Spatial layout entries:
## start

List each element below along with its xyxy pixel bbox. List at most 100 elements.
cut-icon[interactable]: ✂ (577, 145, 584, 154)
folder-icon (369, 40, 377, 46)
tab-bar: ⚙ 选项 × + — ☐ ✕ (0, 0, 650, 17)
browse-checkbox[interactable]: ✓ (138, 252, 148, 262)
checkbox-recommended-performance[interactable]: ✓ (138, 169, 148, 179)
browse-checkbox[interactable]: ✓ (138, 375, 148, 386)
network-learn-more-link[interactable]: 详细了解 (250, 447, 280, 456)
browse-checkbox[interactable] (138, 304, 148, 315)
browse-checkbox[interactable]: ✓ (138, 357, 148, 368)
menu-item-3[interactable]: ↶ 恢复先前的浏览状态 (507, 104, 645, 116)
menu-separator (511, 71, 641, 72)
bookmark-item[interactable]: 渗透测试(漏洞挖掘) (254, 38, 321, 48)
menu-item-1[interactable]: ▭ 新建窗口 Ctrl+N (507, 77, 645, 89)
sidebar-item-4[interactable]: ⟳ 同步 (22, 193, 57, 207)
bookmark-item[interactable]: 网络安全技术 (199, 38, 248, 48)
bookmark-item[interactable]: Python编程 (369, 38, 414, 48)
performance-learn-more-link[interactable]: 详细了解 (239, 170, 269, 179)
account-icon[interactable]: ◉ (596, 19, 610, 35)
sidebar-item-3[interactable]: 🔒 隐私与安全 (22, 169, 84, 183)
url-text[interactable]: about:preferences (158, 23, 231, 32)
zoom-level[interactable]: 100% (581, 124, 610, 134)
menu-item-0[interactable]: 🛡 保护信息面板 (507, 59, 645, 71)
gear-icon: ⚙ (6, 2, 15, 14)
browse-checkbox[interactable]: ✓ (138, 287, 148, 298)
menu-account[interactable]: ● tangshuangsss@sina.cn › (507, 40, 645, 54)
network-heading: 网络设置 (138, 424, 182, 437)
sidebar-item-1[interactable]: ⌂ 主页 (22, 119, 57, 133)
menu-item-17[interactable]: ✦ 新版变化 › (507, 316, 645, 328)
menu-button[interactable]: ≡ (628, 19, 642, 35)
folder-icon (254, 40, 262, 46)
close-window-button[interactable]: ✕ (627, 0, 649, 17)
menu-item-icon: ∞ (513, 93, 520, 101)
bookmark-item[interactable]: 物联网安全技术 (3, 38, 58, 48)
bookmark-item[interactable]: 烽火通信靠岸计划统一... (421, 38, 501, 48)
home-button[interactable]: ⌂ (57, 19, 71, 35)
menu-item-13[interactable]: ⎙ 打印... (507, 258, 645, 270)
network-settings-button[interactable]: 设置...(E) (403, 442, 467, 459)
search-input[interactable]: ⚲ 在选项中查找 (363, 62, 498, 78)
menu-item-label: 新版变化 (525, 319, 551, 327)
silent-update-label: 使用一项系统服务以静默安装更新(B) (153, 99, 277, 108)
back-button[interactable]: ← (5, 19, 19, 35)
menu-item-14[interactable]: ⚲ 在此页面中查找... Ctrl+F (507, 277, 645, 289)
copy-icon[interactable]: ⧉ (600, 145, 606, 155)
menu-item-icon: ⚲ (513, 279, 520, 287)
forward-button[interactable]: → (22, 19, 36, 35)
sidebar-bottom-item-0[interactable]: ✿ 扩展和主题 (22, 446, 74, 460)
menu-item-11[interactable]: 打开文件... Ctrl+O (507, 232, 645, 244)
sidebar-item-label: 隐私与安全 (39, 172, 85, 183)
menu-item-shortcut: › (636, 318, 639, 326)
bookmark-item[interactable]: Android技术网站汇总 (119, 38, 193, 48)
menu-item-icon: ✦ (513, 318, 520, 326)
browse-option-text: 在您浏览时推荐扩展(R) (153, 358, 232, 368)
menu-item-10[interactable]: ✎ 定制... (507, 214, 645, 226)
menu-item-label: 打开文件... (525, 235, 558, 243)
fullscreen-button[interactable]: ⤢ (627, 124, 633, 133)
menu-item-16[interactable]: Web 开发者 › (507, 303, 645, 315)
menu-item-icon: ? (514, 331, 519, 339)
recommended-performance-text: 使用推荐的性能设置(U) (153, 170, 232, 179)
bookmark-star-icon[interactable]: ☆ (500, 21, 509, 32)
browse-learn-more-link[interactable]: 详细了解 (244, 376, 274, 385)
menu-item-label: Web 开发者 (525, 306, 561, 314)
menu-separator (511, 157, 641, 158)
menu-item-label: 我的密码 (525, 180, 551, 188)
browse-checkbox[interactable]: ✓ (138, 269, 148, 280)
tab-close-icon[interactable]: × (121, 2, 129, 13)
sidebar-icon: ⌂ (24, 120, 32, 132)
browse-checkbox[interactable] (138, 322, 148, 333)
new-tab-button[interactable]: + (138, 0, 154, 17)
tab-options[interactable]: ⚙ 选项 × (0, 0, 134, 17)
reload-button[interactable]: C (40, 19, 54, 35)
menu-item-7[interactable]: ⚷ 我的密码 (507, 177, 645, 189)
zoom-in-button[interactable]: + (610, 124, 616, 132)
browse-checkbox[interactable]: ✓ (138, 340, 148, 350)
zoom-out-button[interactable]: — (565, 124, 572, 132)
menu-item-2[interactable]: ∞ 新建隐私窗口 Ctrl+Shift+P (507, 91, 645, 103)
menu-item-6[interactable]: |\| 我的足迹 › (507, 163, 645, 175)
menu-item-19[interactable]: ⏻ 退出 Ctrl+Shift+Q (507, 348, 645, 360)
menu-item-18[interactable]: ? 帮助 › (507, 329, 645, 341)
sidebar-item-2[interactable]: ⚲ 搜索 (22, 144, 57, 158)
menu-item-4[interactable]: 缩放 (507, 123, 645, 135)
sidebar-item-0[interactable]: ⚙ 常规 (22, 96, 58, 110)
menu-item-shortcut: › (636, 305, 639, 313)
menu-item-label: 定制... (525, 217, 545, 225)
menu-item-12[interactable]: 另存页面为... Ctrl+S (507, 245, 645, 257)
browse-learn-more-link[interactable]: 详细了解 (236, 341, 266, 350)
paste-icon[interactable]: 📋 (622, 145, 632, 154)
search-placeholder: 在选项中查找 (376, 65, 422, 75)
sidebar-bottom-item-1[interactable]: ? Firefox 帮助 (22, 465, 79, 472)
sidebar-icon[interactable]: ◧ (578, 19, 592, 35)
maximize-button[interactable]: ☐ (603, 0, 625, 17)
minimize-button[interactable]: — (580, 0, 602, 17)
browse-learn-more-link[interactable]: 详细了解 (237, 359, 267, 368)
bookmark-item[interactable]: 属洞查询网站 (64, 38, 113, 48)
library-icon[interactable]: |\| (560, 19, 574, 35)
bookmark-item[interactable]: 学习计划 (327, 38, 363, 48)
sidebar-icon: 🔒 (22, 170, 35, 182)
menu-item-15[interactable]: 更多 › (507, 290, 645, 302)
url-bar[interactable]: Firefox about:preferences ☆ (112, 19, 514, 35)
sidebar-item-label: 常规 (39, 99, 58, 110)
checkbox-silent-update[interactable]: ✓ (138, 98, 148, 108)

## end

Retype everything from the first row down to the row that contains "170, 269, 179)", including both, with every character kept unchanged.

**Exercise output:**
List each element below along with its xyxy pixel bbox. List at most 100 elements.
cut-icon[interactable]: ✂ (577, 145, 584, 154)
folder-icon (369, 40, 377, 46)
tab-bar: ⚙ 选项 × + — ☐ ✕ (0, 0, 650, 17)
browse-checkbox[interactable]: ✓ (138, 252, 148, 262)
checkbox-recommended-performance[interactable]: ✓ (138, 169, 148, 179)
browse-checkbox[interactable]: ✓ (138, 375, 148, 386)
network-learn-more-link[interactable]: 详细了解 (250, 447, 280, 456)
browse-checkbox[interactable] (138, 304, 148, 315)
browse-checkbox[interactable]: ✓ (138, 357, 148, 368)
menu-item-3[interactable]: ↶ 恢复先前的浏览状态 (507, 104, 645, 116)
menu-separator (511, 71, 641, 72)
bookmark-item[interactable]: 渗透测试(漏洞挖掘) (254, 38, 321, 48)
menu-item-1[interactable]: ▭ 新建窗口 Ctrl+N (507, 77, 645, 89)
sidebar-item-4[interactable]: ⟳ 同步 (22, 193, 57, 207)
bookmark-item[interactable]: 网络安全技术 (199, 38, 248, 48)
bookmark-item[interactable]: Python编程 (369, 38, 414, 48)
performance-learn-more-link[interactable]: 详细了解 (239, 170, 269, 179)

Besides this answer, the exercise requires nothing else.